▶ OBJECTIVE:
Tally how many lines of these entries hold the string "content". Return the number alone.

▶ DATA TO PROCESS:
====================

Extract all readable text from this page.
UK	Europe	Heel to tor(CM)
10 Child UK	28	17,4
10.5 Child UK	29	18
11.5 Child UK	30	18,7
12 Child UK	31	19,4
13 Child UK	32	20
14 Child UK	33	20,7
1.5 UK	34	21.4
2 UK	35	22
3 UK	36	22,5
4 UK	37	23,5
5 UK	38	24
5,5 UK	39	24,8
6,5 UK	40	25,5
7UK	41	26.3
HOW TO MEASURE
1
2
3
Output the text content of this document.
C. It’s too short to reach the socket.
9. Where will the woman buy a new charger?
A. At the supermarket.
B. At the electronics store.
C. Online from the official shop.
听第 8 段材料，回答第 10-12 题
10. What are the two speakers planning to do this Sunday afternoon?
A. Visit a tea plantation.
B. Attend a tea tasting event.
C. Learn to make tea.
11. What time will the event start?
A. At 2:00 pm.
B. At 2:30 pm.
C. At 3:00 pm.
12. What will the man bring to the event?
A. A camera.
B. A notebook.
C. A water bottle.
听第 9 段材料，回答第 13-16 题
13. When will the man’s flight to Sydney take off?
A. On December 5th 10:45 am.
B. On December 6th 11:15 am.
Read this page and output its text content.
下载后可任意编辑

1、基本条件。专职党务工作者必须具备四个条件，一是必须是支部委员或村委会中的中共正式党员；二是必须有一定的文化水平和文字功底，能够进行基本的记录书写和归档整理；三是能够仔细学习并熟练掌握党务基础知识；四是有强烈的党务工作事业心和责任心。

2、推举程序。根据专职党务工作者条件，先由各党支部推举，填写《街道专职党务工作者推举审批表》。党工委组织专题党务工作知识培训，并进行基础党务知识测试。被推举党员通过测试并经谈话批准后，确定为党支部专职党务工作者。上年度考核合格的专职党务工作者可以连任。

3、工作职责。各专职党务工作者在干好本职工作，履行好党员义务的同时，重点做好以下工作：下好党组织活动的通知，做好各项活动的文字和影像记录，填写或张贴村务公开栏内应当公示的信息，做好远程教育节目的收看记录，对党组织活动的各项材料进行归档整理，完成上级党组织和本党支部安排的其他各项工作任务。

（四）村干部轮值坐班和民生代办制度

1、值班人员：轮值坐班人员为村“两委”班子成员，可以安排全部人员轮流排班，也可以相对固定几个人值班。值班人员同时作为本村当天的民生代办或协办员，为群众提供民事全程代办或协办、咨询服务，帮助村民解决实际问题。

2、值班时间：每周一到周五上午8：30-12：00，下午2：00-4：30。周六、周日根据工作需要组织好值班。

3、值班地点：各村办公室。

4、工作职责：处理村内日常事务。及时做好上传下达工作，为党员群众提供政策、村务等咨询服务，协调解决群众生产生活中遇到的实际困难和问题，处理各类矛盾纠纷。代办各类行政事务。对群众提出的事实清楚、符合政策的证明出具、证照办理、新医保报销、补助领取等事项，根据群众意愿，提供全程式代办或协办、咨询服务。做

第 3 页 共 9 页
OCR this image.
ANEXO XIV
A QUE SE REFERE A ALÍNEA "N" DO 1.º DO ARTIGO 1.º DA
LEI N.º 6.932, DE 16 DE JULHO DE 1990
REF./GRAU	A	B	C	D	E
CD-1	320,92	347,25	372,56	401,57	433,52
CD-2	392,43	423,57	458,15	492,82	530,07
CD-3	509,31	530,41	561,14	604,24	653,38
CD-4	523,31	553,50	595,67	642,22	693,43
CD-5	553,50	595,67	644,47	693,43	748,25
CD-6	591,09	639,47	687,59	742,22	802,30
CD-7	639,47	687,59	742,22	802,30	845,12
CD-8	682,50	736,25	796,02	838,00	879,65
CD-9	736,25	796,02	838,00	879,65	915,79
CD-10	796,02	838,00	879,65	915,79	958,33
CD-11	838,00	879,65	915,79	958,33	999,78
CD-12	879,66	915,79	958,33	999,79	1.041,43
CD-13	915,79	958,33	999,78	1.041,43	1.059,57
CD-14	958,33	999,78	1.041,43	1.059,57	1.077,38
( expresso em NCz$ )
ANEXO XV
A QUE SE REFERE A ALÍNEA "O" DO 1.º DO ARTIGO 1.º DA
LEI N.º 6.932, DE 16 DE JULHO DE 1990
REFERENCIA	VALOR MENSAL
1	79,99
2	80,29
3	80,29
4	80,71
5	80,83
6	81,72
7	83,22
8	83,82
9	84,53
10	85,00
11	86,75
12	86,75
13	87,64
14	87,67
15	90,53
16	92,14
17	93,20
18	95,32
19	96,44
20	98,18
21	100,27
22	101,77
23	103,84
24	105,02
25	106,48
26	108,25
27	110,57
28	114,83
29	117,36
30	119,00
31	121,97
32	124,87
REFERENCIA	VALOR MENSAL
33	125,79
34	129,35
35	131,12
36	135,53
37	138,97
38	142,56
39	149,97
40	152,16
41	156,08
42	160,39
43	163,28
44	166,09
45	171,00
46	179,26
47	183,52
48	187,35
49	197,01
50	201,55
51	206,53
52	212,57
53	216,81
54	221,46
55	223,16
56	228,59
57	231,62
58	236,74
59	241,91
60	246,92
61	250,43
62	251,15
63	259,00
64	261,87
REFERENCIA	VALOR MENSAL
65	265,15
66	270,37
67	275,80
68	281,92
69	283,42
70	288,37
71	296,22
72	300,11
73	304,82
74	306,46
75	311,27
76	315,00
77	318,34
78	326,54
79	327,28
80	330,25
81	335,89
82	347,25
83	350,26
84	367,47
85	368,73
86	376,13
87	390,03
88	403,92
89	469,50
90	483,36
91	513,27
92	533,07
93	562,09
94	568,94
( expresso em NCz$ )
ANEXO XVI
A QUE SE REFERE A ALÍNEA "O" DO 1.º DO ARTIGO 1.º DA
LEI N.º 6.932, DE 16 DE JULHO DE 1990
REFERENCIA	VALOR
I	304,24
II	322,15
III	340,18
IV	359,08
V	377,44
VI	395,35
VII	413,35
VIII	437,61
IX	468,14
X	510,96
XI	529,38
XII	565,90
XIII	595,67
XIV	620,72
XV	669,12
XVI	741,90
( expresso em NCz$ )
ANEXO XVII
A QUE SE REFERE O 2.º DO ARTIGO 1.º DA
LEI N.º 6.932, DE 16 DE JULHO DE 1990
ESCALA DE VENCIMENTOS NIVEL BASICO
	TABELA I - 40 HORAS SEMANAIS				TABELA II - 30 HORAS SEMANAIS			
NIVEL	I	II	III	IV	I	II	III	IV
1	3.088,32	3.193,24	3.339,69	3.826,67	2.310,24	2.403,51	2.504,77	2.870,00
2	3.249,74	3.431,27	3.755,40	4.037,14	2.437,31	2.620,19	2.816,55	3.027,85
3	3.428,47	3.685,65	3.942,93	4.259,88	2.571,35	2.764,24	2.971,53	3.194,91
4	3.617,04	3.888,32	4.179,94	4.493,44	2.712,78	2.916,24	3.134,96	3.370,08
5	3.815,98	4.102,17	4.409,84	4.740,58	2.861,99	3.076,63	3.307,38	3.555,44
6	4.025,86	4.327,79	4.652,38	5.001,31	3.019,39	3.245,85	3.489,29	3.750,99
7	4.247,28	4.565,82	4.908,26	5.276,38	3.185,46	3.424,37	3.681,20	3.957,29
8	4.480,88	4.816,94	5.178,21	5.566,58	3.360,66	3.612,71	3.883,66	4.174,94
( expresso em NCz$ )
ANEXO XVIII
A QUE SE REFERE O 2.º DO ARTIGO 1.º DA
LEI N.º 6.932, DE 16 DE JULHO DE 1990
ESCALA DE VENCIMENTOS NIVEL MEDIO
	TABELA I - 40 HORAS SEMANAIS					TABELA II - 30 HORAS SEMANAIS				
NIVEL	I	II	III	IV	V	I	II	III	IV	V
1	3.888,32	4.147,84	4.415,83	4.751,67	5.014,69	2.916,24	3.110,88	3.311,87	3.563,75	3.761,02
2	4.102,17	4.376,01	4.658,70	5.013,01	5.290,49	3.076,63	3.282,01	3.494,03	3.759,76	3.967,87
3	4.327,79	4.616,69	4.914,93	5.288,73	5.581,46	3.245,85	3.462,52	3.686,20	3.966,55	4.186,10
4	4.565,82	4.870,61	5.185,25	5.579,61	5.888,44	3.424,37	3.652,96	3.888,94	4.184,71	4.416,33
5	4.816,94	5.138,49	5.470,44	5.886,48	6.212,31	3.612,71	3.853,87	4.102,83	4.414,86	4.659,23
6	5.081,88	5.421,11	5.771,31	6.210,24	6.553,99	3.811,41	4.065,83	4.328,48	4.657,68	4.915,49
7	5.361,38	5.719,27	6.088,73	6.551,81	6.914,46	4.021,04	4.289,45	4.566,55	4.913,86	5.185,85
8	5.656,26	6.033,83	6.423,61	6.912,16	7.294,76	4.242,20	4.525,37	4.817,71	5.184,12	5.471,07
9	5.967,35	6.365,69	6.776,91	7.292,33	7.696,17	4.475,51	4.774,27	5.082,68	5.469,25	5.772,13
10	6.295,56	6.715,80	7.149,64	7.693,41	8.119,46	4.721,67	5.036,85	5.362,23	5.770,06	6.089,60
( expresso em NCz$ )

====================

▶ SOLUTION FOR THIS PROBLEM:
2